§ **Job**
Copy down the records unchanged, from the first line through the line holding "bar[interactable] xyxy=(1858,338,1862,366)", both ends included.

--- Begin ---

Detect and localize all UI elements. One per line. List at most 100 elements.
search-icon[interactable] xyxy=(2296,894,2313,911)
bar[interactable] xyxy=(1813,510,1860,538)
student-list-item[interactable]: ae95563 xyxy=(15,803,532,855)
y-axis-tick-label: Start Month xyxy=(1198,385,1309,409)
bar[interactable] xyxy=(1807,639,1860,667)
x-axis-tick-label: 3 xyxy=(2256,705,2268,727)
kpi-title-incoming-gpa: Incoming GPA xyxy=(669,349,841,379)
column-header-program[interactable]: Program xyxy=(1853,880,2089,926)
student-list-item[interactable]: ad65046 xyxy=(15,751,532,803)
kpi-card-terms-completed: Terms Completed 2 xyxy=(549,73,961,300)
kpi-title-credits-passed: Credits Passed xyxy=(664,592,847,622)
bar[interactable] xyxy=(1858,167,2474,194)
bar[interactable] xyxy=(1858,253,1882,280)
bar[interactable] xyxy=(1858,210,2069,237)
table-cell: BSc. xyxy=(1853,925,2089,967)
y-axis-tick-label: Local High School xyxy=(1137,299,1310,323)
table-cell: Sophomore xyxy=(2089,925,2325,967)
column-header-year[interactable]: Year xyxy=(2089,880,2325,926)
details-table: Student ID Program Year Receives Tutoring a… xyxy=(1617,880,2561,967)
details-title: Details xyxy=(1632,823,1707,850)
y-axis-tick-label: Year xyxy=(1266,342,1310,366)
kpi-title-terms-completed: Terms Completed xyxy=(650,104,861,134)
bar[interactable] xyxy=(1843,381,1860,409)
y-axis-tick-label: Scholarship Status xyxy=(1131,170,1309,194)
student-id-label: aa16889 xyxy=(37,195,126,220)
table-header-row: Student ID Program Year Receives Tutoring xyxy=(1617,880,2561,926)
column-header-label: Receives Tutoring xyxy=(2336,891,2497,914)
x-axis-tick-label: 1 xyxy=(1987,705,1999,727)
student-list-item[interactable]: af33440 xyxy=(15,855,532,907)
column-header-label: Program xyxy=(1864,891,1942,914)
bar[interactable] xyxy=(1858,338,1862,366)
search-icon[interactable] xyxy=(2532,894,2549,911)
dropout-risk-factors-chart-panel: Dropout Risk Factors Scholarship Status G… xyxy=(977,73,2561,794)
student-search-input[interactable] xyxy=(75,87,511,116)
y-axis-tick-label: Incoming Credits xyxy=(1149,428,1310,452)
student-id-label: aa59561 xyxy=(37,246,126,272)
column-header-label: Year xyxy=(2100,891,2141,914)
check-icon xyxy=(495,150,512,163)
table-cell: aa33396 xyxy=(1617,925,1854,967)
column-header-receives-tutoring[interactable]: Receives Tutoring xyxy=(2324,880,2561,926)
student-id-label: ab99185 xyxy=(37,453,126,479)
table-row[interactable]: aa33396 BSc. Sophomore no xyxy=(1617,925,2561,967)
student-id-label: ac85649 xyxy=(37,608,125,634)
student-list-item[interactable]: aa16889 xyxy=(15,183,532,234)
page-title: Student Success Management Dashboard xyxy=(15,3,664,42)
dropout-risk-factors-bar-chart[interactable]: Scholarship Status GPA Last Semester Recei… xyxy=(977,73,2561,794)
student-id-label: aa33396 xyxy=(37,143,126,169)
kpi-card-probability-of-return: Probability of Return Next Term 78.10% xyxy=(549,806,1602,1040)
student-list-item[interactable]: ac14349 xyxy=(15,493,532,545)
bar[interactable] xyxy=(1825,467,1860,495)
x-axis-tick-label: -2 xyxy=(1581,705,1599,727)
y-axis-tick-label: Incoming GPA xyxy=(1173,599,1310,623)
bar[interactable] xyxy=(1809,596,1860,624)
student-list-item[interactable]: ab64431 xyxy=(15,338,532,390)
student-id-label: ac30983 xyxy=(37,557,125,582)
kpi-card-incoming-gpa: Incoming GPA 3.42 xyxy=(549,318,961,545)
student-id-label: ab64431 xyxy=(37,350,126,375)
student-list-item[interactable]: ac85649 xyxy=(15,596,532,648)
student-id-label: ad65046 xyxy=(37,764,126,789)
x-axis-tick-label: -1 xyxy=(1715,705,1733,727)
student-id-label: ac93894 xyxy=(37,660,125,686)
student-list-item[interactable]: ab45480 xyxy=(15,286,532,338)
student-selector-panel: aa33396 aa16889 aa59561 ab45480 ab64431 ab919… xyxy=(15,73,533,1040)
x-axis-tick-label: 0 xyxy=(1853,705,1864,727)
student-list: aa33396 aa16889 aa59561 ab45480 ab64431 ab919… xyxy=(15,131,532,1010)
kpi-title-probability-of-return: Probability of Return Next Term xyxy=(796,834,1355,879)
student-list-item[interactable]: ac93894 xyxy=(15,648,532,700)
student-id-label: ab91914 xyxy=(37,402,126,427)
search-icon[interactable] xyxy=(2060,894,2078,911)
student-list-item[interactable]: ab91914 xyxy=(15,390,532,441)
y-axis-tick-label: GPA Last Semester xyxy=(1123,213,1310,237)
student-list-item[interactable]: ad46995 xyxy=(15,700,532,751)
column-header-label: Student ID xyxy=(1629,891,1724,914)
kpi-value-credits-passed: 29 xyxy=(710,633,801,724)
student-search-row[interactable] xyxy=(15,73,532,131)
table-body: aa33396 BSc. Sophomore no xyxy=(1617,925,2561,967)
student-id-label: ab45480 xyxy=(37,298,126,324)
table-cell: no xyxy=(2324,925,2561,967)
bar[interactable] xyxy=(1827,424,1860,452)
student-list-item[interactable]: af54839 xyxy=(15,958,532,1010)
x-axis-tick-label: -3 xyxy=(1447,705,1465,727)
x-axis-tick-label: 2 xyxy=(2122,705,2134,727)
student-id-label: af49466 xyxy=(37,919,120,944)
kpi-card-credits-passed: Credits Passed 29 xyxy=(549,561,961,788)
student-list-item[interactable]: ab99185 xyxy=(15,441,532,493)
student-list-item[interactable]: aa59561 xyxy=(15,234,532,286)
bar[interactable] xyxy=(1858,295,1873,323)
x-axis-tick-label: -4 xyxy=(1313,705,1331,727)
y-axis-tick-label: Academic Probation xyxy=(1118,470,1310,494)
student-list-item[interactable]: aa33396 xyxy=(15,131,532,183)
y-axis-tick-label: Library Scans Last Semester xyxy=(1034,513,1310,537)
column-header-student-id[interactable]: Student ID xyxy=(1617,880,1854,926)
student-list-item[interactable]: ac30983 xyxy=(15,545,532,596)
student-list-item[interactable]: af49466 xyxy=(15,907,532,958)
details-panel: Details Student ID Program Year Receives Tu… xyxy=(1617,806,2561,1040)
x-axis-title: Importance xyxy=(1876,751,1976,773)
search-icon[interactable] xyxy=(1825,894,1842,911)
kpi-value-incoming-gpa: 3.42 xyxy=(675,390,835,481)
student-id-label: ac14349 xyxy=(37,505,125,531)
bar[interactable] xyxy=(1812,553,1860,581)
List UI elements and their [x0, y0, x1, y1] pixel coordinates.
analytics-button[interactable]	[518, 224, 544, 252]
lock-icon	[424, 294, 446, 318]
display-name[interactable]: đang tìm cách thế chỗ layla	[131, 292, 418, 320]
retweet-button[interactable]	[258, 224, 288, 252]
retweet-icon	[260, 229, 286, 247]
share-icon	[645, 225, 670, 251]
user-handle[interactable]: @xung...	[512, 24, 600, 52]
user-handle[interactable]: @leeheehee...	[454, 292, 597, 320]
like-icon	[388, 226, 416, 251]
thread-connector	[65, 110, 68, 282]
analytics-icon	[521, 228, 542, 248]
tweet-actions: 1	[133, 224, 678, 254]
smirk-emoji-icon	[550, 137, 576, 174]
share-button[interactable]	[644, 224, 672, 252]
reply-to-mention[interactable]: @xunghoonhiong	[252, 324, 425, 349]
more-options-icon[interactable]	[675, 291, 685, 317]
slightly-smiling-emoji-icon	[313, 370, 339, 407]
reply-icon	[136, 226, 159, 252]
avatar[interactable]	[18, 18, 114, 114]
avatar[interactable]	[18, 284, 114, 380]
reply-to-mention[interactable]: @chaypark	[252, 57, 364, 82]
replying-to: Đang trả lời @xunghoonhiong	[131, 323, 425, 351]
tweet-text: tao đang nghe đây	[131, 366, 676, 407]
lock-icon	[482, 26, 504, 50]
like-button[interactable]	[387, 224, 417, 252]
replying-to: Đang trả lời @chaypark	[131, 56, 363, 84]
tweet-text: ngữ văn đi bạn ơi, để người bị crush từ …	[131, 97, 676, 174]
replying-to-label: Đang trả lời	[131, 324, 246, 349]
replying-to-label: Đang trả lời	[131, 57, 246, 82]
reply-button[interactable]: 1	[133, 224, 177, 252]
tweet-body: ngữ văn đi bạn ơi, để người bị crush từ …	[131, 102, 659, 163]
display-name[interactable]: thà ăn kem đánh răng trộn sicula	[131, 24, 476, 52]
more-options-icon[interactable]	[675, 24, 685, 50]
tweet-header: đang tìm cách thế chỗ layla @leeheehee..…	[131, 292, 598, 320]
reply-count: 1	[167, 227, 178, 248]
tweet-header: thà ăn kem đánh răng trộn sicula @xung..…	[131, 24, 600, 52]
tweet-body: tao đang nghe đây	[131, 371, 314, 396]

--- End ---

§ **Written reply**
Detect and localize all UI elements. One per line. List at most 100 elements.
search-icon[interactable] xyxy=(2296,894,2313,911)
bar[interactable] xyxy=(1813,510,1860,538)
student-list-item[interactable]: ae95563 xyxy=(15,803,532,855)
y-axis-tick-label: Start Month xyxy=(1198,385,1309,409)
bar[interactable] xyxy=(1807,639,1860,667)
x-axis-tick-label: 3 xyxy=(2256,705,2268,727)
kpi-title-incoming-gpa: Incoming GPA xyxy=(669,349,841,379)
column-header-program[interactable]: Program xyxy=(1853,880,2089,926)
student-list-item[interactable]: ad65046 xyxy=(15,751,532,803)
kpi-card-terms-completed: Terms Completed 2 xyxy=(549,73,961,300)
kpi-title-credits-passed: Credits Passed xyxy=(664,592,847,622)
bar[interactable] xyxy=(1858,167,2474,194)
bar[interactable] xyxy=(1858,253,1882,280)
bar[interactable] xyxy=(1858,210,2069,237)
table-cell: BSc. xyxy=(1853,925,2089,967)
y-axis-tick-label: Local High School xyxy=(1137,299,1310,323)
table-cell: Sophomore xyxy=(2089,925,2325,967)
column-header-year[interactable]: Year xyxy=(2089,880,2325,926)
details-table: Student ID Program Year Receives Tutoring a… xyxy=(1617,880,2561,967)
details-title: Details xyxy=(1632,823,1707,850)
y-axis-tick-label: Year xyxy=(1266,342,1310,366)
kpi-title-terms-completed: Terms Completed xyxy=(650,104,861,134)
bar[interactable] xyxy=(1843,381,1860,409)
y-axis-tick-label: Scholarship Status xyxy=(1131,170,1309,194)
student-id-label: aa16889 xyxy=(37,195,126,220)
table-header-row: Student ID Program Year Receives Tutoring xyxy=(1617,880,2561,926)
column-header-label: Receives Tutoring xyxy=(2336,891,2497,914)
x-axis-tick-label: 1 xyxy=(1987,705,1999,727)
student-list-item[interactable]: af33440 xyxy=(15,855,532,907)
column-header-label: Program xyxy=(1864,891,1942,914)
bar[interactable] xyxy=(1858,338,1862,366)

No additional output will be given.